>> START Material for this exercise
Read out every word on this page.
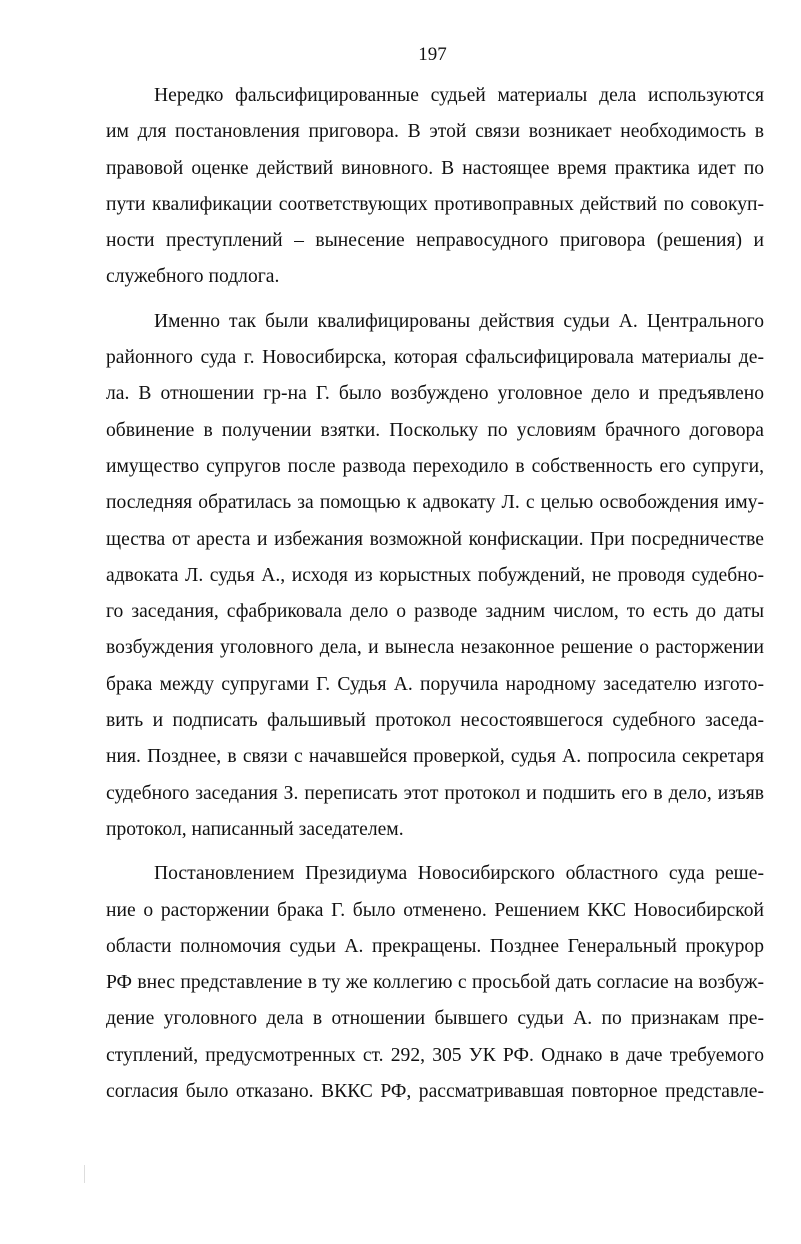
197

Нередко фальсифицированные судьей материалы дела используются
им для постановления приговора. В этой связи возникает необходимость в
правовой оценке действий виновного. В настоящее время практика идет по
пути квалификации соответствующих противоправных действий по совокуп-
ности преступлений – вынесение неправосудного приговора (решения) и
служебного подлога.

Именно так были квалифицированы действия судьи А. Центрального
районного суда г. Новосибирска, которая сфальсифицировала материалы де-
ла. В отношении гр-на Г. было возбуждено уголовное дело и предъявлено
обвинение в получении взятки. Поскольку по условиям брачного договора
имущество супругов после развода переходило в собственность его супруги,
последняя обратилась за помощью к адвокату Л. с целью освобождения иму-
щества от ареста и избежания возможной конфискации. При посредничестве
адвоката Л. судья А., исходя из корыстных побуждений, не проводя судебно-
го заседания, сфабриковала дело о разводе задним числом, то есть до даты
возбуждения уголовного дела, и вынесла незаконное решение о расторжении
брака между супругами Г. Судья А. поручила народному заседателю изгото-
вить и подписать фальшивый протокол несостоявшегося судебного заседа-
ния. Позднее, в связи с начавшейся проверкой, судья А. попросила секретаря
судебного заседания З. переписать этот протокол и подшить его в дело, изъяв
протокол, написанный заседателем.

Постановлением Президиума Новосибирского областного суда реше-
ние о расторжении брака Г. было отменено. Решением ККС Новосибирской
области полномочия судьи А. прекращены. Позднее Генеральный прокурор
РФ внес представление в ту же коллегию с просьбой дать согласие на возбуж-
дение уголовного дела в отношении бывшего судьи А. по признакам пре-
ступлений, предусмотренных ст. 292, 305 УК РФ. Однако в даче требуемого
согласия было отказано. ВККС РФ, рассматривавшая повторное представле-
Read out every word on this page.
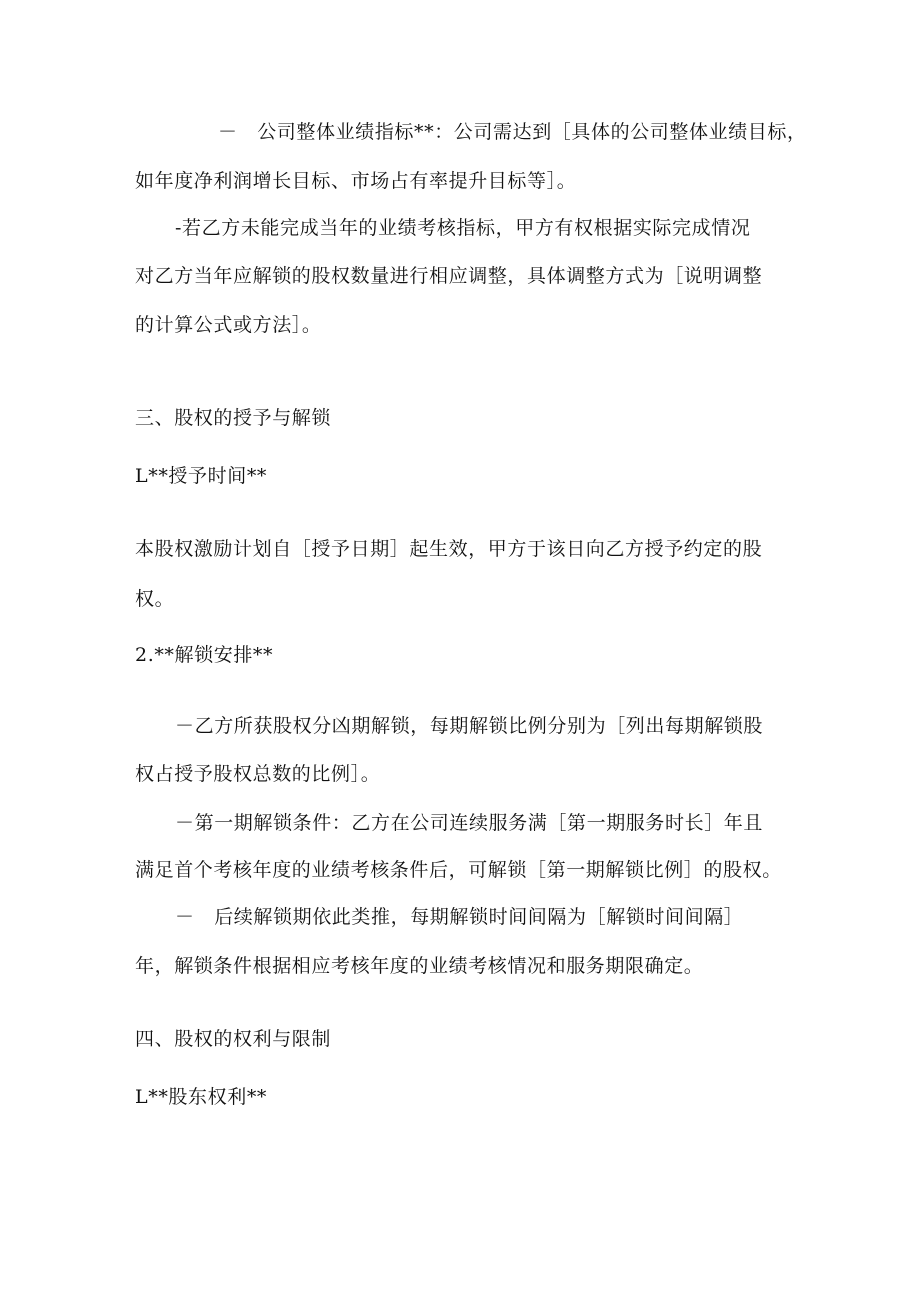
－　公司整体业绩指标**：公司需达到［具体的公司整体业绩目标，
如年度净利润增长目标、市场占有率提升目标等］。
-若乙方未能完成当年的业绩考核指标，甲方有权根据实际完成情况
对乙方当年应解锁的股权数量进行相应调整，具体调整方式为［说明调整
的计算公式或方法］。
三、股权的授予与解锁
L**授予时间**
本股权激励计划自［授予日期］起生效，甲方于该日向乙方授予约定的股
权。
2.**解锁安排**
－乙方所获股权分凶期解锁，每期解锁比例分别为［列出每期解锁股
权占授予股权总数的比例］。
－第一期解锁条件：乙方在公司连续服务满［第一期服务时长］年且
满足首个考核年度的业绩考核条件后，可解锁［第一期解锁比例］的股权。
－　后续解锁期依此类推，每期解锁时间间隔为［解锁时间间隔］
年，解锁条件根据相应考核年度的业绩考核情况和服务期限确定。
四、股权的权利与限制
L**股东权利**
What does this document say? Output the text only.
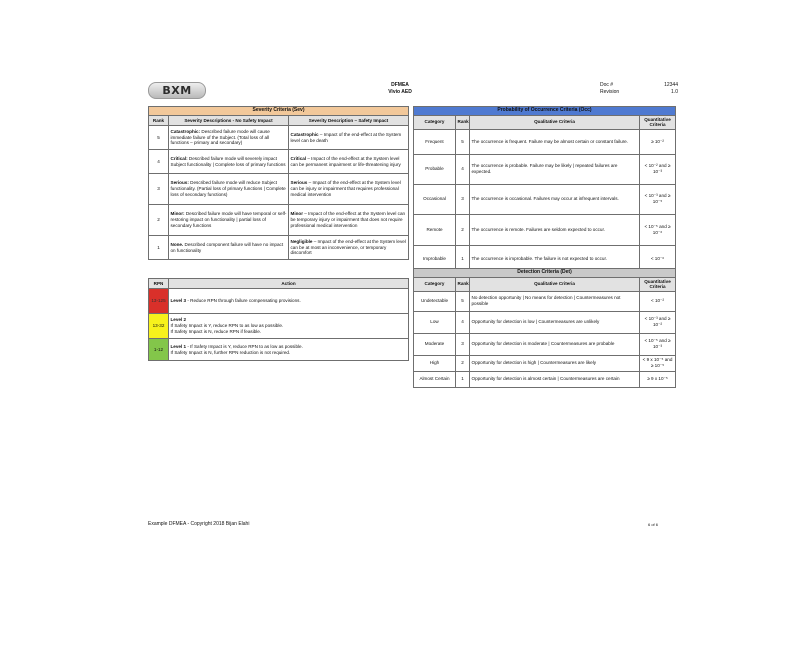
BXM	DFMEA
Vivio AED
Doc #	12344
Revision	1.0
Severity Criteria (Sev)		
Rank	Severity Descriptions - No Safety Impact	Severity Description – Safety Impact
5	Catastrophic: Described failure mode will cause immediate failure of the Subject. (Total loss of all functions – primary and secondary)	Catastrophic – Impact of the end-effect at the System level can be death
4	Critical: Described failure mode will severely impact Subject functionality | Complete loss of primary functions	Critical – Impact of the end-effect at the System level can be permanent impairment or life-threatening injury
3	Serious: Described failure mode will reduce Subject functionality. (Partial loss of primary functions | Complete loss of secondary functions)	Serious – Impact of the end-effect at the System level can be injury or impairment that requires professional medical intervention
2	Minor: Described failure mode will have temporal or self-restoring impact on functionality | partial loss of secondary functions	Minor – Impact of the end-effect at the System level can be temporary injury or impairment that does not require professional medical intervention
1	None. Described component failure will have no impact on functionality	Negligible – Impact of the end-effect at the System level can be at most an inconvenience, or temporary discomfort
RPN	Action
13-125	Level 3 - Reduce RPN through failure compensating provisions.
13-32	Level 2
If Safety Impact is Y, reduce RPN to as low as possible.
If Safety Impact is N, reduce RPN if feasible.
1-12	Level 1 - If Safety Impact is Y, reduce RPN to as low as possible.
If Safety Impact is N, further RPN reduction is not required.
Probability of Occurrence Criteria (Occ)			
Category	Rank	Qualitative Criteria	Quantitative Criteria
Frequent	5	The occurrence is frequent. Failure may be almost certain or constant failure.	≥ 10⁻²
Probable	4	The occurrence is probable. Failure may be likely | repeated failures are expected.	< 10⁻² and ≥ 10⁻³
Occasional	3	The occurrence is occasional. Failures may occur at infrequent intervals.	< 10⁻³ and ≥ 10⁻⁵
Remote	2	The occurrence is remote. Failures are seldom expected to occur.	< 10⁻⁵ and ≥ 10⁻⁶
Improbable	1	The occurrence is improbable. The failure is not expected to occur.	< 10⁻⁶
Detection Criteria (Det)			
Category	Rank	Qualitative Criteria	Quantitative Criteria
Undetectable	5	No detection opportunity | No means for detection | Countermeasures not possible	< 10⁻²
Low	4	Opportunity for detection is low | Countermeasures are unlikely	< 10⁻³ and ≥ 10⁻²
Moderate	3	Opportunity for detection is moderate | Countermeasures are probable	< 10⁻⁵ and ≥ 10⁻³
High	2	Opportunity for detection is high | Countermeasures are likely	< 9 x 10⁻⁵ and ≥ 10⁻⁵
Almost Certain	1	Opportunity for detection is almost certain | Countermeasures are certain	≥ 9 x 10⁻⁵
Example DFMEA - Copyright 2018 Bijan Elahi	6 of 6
>> END Material for this exercise
>> START Material for this exercise
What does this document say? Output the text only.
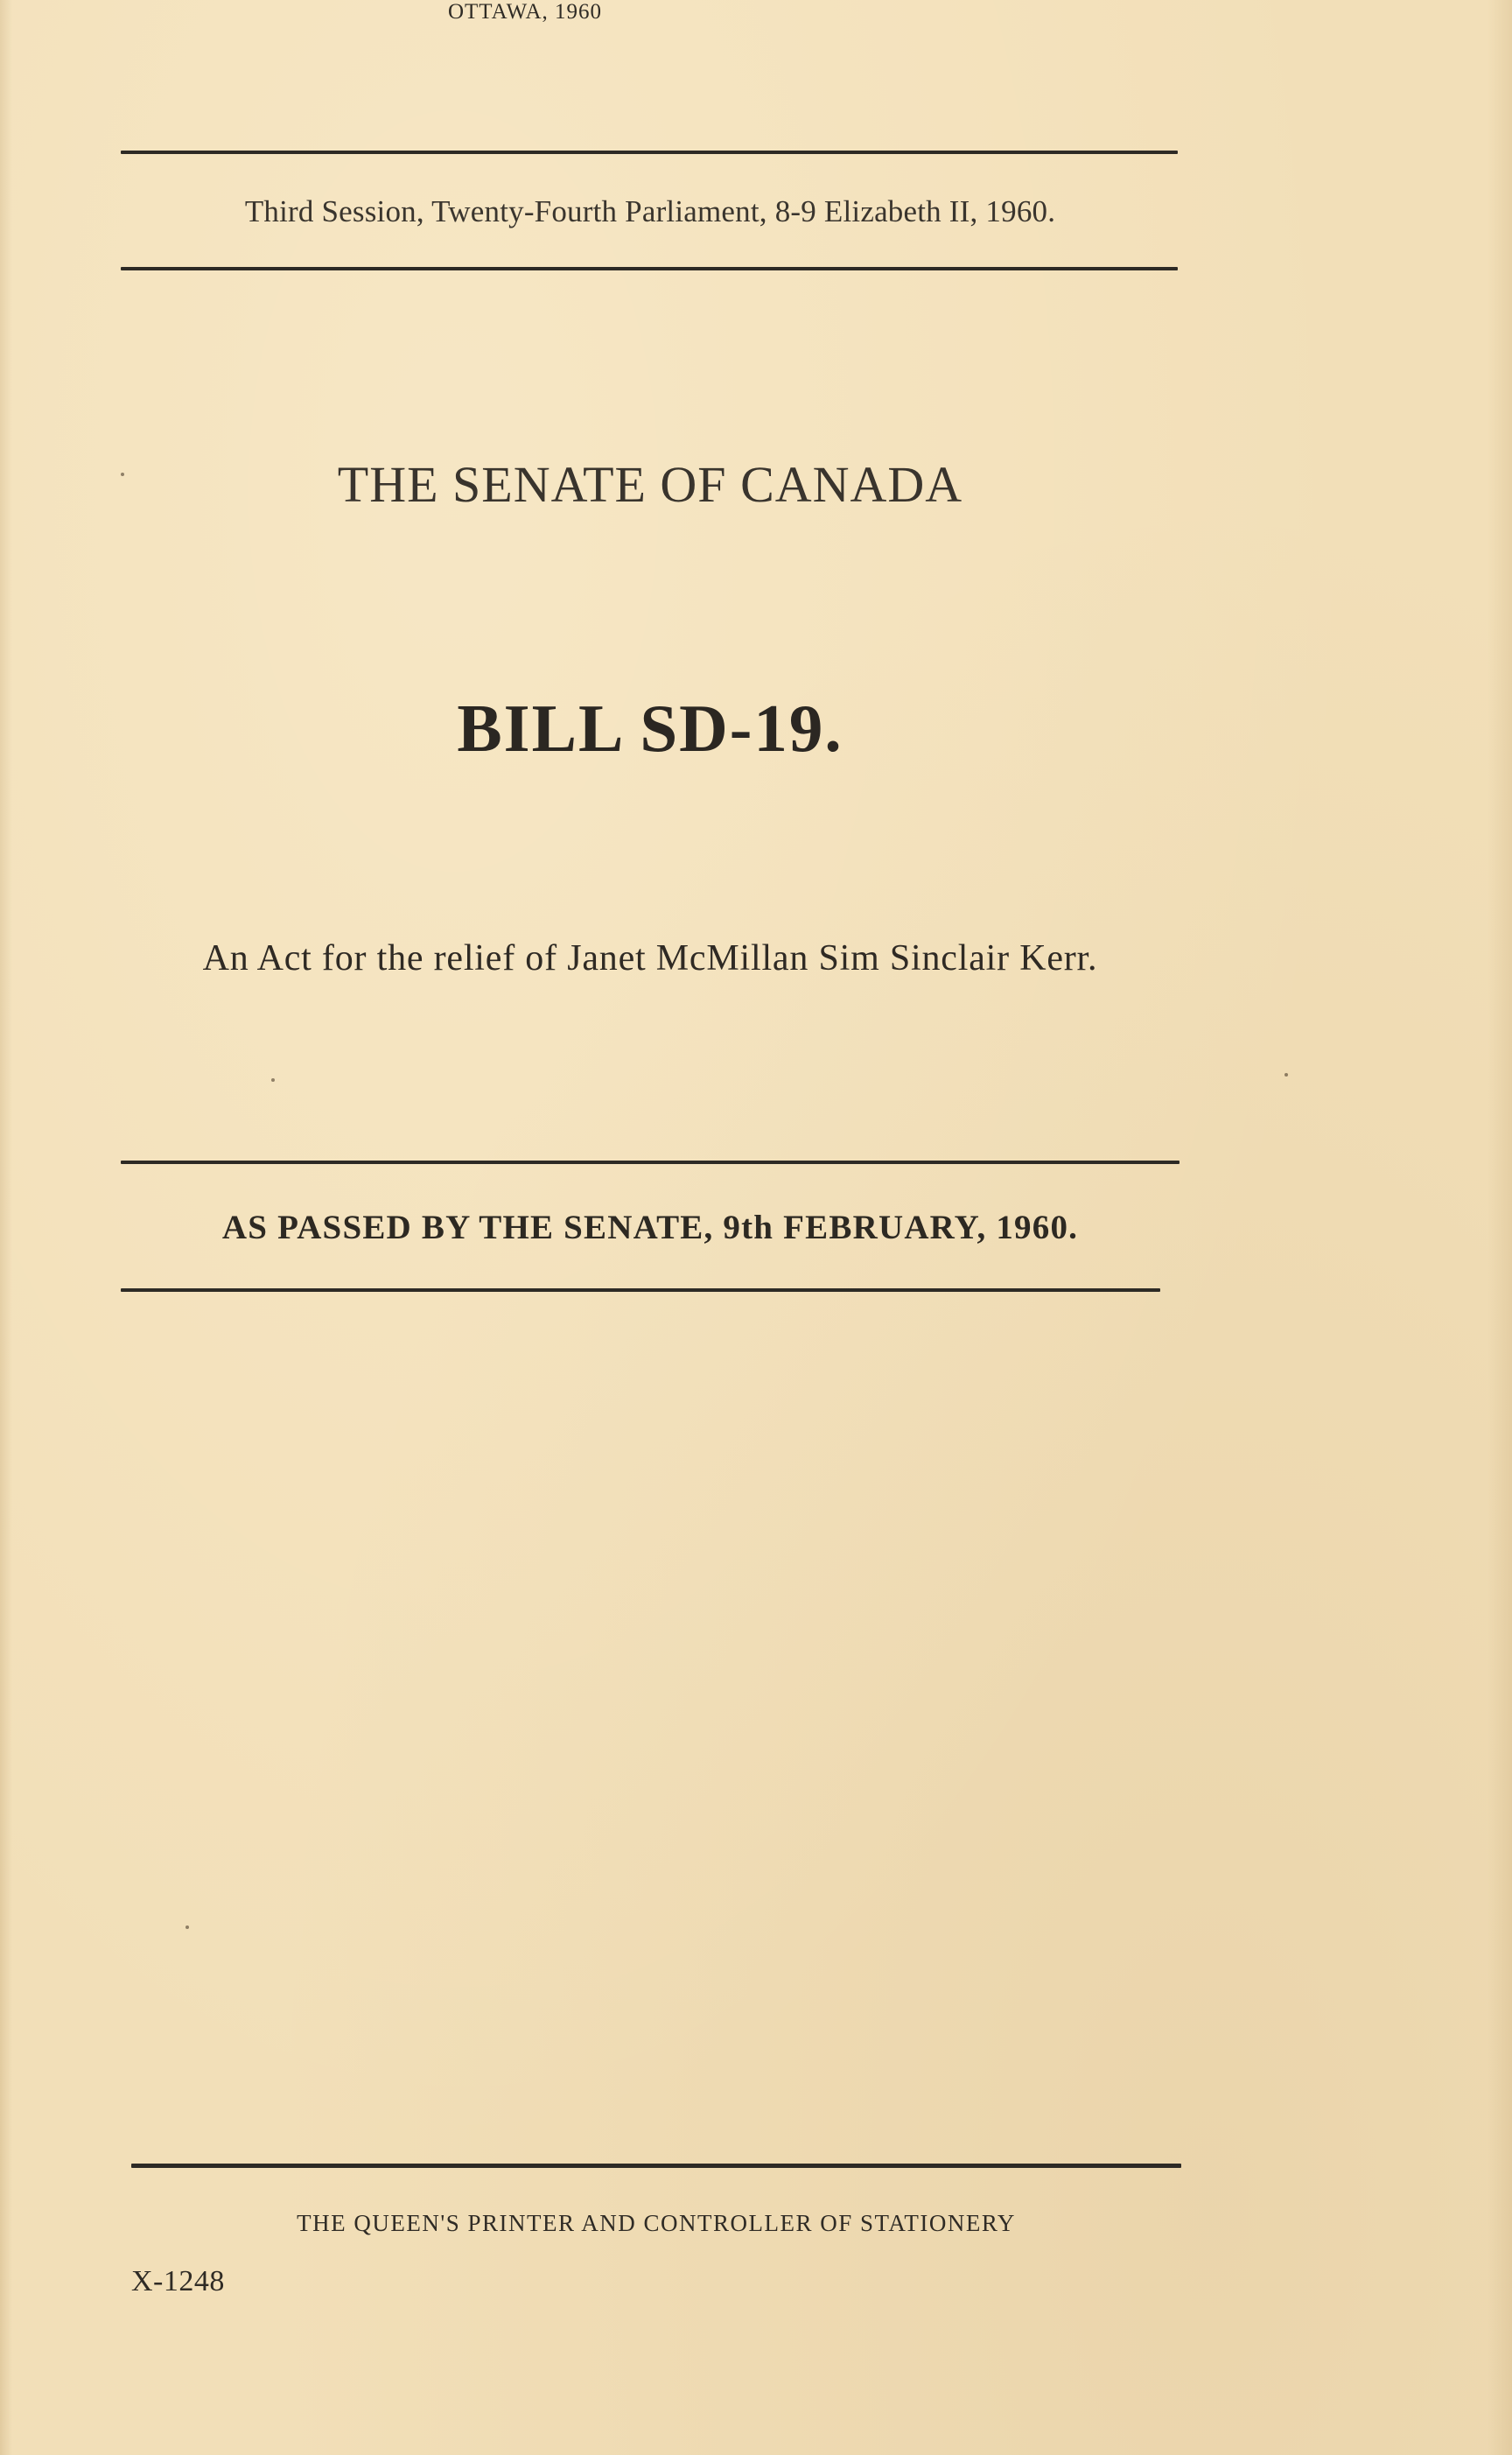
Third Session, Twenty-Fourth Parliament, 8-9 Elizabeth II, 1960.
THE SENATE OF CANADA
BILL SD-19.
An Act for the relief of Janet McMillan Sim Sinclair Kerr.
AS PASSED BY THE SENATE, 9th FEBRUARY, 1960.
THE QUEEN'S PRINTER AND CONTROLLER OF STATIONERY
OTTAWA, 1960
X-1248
>> END Material for this exercise
>> START Material for this exercise
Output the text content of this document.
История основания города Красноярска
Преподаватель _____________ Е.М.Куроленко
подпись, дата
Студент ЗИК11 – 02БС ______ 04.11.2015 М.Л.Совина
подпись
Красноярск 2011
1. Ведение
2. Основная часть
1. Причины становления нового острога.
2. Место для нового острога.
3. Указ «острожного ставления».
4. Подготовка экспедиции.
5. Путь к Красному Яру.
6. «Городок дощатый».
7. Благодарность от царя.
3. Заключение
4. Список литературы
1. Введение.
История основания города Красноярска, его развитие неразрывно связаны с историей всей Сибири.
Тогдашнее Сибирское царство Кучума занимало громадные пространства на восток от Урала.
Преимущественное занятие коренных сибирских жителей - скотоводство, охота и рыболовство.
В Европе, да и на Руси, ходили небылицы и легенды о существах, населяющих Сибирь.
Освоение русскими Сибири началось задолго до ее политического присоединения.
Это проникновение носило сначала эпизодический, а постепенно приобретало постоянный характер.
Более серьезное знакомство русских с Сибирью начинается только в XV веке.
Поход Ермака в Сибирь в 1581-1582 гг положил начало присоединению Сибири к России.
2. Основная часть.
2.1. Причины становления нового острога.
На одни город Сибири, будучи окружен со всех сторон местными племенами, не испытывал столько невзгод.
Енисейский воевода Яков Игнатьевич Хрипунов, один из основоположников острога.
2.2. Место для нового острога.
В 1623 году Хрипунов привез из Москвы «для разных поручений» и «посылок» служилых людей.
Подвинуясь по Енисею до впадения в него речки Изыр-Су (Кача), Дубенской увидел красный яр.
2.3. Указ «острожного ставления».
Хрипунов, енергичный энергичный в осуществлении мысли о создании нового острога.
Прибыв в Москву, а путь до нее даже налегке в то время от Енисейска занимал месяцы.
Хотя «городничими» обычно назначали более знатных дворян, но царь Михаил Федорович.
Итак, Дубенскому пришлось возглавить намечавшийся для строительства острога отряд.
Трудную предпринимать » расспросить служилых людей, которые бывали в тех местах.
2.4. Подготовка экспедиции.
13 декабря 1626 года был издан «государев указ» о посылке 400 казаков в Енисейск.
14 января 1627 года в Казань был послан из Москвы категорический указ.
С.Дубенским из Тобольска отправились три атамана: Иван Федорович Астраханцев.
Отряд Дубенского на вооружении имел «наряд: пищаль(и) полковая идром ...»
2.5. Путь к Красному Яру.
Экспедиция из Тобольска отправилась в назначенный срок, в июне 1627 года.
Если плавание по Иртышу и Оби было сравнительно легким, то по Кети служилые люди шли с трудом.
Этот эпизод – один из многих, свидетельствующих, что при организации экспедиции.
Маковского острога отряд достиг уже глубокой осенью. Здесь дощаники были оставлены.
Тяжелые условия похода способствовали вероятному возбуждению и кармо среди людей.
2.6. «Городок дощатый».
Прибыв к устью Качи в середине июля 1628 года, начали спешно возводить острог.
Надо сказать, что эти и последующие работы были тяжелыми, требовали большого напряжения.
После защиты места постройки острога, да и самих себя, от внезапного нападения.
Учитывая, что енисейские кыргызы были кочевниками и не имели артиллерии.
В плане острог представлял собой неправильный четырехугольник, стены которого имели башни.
>> END Material for this exercise
• _Task_
Identify the lines that hold the word "primary". Copy every one of them.

• _Problem solution_
5	Catastrophic: Described failure mode will cause immediate failure of the Subject. (Total loss of all functions – primary and secondary)	Catastrophic – Impact of the end-effect at the System level can be death
4	Critical: Described failure mode will severely impact Subject functionality | Complete loss of primary functions	Critical – Impact of the end-effect at the System level can be permanent impairment or life-threatening injury
3	Serious: Described failure mode will reduce Subject functionality. (Partial loss of primary functions | Complete loss of secondary functions)	Serious – Impact of the end-effect at the System level can be injury or impairment that requires professional medical intervention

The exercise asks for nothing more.